■ **Requirements**: Calculate how many lines in the following records hold the word "xlabel", and report that number without comment.

■ **Stored rows**:
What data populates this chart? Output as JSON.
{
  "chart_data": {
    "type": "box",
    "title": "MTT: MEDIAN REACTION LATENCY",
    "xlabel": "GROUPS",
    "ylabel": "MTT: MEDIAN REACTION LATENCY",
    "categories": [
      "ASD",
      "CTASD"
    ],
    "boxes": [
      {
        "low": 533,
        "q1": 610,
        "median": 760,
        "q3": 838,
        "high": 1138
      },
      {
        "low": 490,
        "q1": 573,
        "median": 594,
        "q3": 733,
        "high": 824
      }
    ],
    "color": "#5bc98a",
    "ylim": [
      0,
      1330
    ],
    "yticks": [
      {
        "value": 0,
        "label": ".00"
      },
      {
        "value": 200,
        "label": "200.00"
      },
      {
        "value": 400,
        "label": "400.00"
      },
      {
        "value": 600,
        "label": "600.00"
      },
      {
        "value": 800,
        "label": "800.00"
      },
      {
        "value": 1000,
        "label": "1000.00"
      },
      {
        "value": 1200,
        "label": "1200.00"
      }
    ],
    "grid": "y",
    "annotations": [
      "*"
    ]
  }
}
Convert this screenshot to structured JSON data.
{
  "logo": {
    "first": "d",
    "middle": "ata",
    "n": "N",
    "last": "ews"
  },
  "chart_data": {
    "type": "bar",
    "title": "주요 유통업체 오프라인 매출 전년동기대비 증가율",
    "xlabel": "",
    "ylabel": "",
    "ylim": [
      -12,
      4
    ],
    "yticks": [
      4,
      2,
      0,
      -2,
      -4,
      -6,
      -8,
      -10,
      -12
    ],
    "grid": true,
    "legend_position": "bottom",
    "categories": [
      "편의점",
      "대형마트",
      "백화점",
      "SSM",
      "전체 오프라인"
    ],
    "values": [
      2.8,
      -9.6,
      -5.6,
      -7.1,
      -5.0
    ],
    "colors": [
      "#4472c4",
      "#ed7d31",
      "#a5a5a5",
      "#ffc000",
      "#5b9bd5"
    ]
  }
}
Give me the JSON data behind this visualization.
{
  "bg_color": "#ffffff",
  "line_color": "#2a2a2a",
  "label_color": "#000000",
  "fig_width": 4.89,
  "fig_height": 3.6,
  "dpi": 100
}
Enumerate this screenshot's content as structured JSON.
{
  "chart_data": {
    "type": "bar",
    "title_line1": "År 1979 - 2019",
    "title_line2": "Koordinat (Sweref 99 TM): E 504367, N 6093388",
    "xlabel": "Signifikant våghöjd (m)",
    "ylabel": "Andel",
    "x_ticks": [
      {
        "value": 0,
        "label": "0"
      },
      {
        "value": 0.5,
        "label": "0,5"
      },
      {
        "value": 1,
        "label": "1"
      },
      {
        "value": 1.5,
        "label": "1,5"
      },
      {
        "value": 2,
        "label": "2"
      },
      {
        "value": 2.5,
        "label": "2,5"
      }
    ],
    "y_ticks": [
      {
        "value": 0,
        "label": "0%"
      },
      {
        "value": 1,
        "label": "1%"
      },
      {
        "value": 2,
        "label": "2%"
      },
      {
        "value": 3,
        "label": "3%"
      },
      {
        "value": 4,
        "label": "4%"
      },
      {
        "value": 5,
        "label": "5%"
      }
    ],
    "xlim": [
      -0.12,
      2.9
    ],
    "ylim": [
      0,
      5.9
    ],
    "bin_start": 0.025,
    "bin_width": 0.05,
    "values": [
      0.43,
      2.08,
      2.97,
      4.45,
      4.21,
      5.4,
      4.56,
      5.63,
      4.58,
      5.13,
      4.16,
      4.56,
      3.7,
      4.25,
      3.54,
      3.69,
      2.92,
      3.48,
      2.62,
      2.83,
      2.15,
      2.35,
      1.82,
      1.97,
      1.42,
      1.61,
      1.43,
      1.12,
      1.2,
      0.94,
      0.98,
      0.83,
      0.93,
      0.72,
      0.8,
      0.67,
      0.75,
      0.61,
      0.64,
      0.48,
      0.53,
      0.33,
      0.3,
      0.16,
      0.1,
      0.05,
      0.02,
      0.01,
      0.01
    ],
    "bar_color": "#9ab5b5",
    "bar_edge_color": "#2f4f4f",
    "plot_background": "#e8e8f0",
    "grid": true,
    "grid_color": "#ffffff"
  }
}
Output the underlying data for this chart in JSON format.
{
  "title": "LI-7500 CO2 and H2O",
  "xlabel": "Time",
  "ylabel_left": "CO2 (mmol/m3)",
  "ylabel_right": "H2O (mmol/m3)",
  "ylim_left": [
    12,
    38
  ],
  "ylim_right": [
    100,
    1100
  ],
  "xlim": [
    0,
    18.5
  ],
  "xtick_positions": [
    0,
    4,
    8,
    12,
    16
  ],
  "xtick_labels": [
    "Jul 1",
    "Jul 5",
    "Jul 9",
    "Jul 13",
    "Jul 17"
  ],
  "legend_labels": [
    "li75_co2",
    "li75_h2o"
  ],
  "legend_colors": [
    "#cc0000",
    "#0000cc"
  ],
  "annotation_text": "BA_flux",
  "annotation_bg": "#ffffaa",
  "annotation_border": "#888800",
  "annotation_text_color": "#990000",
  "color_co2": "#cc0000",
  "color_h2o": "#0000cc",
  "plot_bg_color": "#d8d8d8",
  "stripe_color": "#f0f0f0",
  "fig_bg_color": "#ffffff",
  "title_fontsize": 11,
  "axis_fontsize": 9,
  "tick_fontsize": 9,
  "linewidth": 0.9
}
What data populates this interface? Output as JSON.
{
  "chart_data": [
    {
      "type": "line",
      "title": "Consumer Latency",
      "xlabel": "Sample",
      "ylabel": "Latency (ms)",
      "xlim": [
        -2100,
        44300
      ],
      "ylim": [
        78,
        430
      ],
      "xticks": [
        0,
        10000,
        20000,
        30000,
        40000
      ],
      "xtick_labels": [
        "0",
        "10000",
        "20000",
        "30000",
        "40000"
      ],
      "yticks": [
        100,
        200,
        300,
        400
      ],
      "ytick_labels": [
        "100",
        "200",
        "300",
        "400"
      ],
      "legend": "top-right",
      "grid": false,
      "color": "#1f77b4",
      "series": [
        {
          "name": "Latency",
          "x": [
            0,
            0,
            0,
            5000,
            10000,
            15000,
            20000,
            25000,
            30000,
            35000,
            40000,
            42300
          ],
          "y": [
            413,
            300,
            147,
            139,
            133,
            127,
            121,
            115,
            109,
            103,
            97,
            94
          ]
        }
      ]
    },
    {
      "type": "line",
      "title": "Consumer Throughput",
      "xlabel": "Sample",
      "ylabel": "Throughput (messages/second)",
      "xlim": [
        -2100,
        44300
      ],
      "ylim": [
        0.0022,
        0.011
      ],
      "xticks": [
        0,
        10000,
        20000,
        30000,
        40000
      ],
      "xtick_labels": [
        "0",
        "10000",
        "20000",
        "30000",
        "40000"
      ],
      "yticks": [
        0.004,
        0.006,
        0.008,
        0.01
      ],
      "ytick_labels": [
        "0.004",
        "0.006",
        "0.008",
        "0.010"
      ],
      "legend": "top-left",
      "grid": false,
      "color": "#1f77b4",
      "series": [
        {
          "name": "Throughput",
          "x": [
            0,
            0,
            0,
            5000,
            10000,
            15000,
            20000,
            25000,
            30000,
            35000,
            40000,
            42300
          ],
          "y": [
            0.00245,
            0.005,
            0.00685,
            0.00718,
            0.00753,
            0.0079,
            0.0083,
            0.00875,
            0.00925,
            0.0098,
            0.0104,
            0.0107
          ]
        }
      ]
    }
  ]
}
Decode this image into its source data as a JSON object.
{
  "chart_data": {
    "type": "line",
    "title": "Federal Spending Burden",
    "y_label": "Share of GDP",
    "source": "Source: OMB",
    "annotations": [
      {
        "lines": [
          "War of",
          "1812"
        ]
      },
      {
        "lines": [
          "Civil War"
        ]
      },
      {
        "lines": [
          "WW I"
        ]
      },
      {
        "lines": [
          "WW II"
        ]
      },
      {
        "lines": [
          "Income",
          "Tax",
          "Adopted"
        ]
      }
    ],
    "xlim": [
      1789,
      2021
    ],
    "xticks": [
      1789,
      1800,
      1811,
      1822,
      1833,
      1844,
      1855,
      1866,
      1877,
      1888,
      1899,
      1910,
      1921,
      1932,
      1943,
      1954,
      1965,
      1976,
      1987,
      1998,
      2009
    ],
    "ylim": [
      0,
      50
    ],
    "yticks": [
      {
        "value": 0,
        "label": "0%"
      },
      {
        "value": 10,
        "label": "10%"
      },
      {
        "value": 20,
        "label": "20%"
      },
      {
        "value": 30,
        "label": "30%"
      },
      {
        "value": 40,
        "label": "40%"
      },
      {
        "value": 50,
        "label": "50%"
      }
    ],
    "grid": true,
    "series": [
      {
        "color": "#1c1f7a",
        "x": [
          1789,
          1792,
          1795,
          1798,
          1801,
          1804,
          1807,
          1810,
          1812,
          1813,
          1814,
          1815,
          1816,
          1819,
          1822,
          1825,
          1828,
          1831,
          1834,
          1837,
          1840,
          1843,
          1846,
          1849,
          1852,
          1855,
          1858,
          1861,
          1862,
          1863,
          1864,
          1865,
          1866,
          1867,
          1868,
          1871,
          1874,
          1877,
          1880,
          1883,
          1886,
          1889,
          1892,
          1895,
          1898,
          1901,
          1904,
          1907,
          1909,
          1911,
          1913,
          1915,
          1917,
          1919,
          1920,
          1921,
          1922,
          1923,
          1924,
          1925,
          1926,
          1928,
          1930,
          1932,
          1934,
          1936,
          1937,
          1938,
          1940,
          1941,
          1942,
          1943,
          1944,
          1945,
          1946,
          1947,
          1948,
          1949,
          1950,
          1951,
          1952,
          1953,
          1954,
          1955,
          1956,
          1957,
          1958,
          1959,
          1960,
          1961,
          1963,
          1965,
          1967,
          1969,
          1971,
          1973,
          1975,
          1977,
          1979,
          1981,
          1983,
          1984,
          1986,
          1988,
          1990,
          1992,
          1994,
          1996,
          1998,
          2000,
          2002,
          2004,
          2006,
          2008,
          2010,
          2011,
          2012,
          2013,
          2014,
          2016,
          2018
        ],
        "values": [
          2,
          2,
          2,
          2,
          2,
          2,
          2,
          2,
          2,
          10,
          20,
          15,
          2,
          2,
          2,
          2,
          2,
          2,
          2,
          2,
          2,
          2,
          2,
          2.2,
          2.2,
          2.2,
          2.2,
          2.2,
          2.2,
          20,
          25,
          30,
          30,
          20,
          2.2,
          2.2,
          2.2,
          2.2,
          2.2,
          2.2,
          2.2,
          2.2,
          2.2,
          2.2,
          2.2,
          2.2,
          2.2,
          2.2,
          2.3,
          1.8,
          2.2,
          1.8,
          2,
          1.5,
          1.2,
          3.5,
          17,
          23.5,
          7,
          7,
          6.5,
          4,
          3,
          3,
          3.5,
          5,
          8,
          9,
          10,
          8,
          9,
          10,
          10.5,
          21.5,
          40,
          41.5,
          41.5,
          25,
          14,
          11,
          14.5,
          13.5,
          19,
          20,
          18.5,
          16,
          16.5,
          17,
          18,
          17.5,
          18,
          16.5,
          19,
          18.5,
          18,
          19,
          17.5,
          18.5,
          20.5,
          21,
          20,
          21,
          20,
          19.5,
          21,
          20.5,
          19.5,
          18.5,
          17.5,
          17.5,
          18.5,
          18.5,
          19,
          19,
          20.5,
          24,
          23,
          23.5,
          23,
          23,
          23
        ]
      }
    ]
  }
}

■ **Right answer**: 6